§ Given task:
Copy the data exactly; pictures stay out of the copy.

§ Dataset items:
****
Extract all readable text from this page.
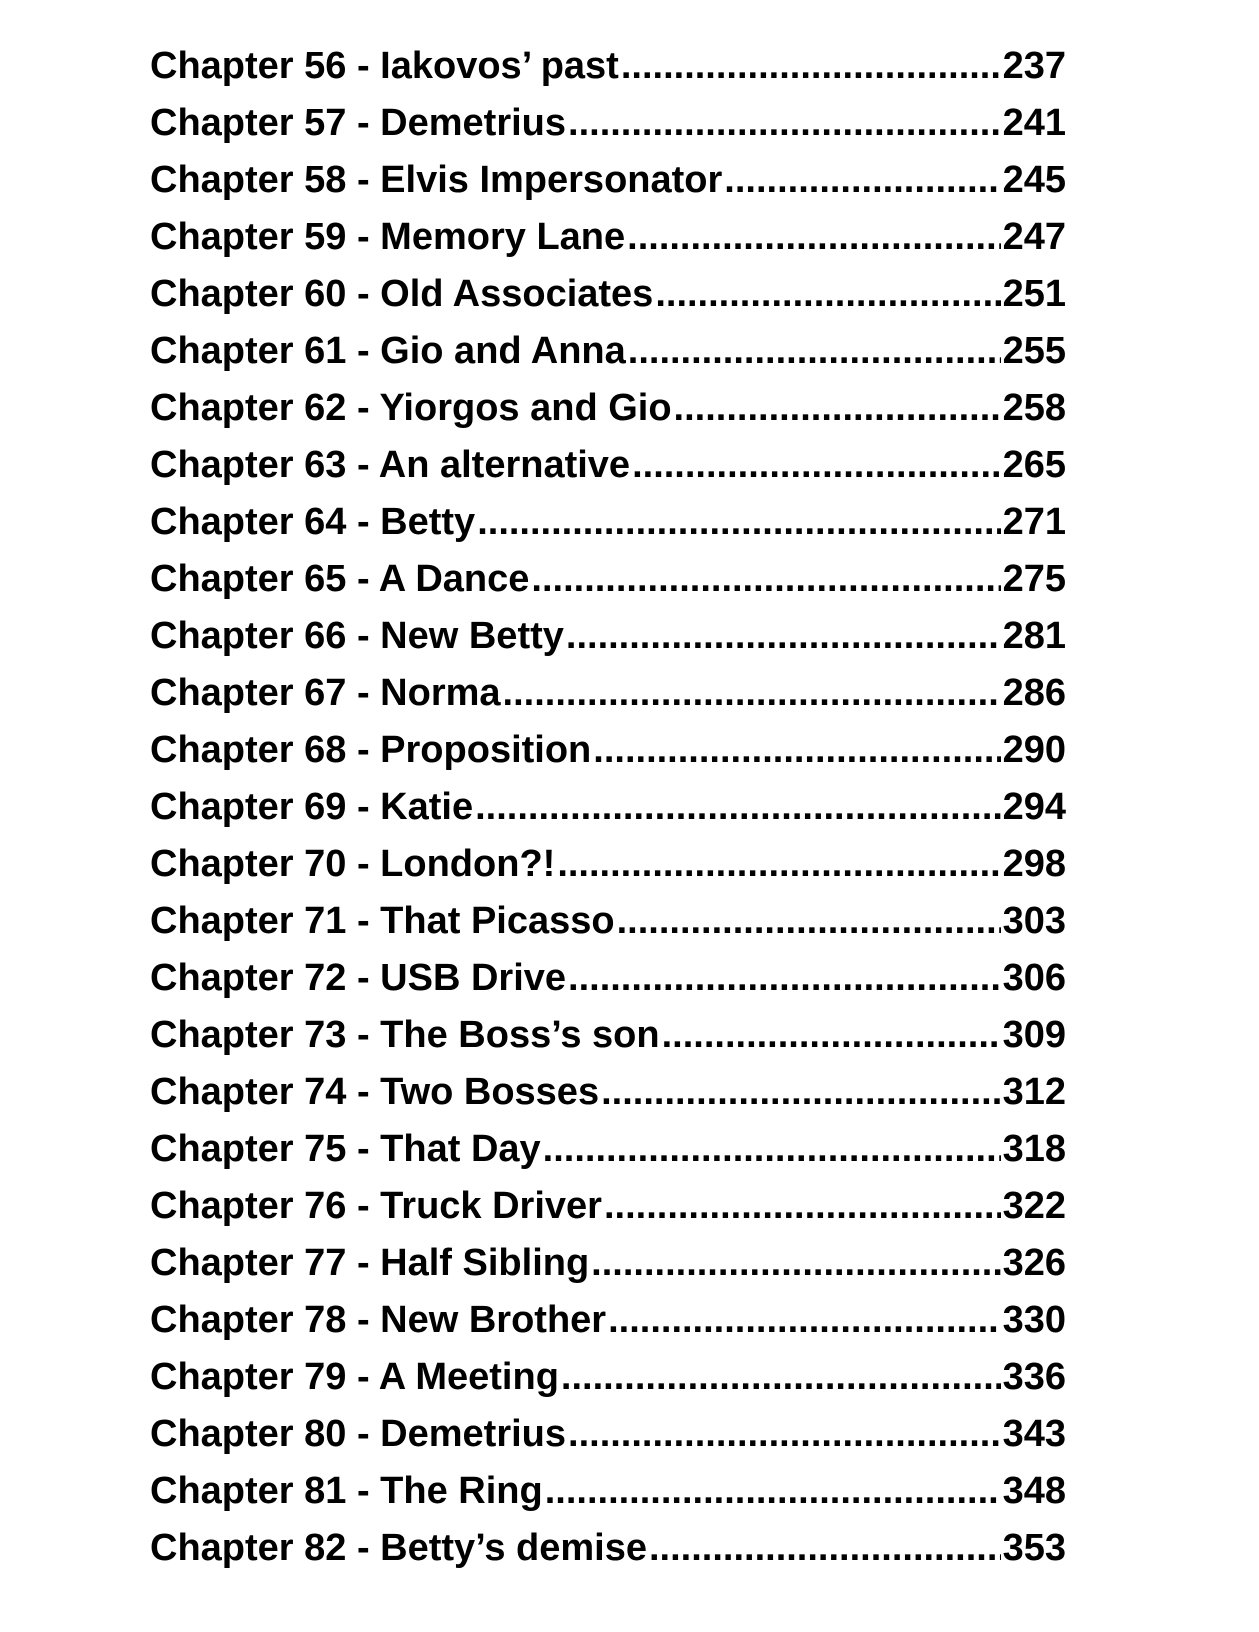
Chapter 56 - Iakovos’ past .....	237
Chapter 57 - Demetrius .....	241
Chapter 58 - Elvis Impersonator .....	245
Chapter 59 - Memory Lane .....	247
Chapter 60 - Old Associates .....	251
Chapter 61 - Gio and Anna .....	255
Chapter 62 - Yiorgos and Gio .....	258
Chapter 63 - An alternative .....	265
Chapter 64 - Betty .....	271
Chapter 65 - A Dance .....	275
Chapter 66 - New Betty .....	281
Chapter 67 - Norma .....	286
Chapter 68 - Proposition .....	290
Chapter 69 - Katie .....	294
Chapter 70 - London?! .....	298
Chapter 71 - That Picasso .....	303
Chapter 72 - USB Drive .....	306
Chapter 73 - The Boss’s son .....	309
Chapter 74 - Two Bosses .....	312
Chapter 75 - That Day .....	318
Chapter 76 - Truck Driver .....	322
Chapter 77 - Half Sibling .....	326
Chapter 78 - New Brother .....	330
Chapter 79 - A Meeting .....	336
Chapter 80 - Demetrius .....	343
Chapter 81 - The Ring .....	348
Chapter 82 - Betty’s demise .....	353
****
§ Completed task:
Extract all readable text from this page.
Chapter 56 - Iakovos’ past .....	237
Chapter 57 - Demetrius .....	241
Chapter 58 - Elvis Impersonator .....	245
Chapter 59 - Memory Lane .....	247
Chapter 60 - Old Associates .....	251
Chapter 61 - Gio and Anna .....	255
Chapter 62 - Yiorgos and Gio .....	258
Chapter 63 - An alternative .....	265
Chapter 64 - Betty .....	271
Chapter 65 - A Dance .....	275
Chapter 66 - New Betty .....	281
Chapter 67 - Norma .....	286
Chapter 68 - Proposition .....	290
Chapter 69 - Katie .....	294
Chapter 70 - London?! .....	298
Chapter 71 - That Picasso .....	303
Chapter 72 - USB Drive .....	306
Chapter 73 - The Boss’s son .....	309
Chapter 74 - Two Bosses .....	312
Chapter 75 - That Day .....	318
Chapter 76 - Truck Driver .....	322
Chapter 77 - Half Sibling .....	326
Chapter 78 - New Brother .....	330
Chapter 79 - A Meeting .....	336
Chapter 80 - Demetrius .....	343
Chapter 81 - The Ring .....	348
Chapter 82 - Betty’s demise .....	353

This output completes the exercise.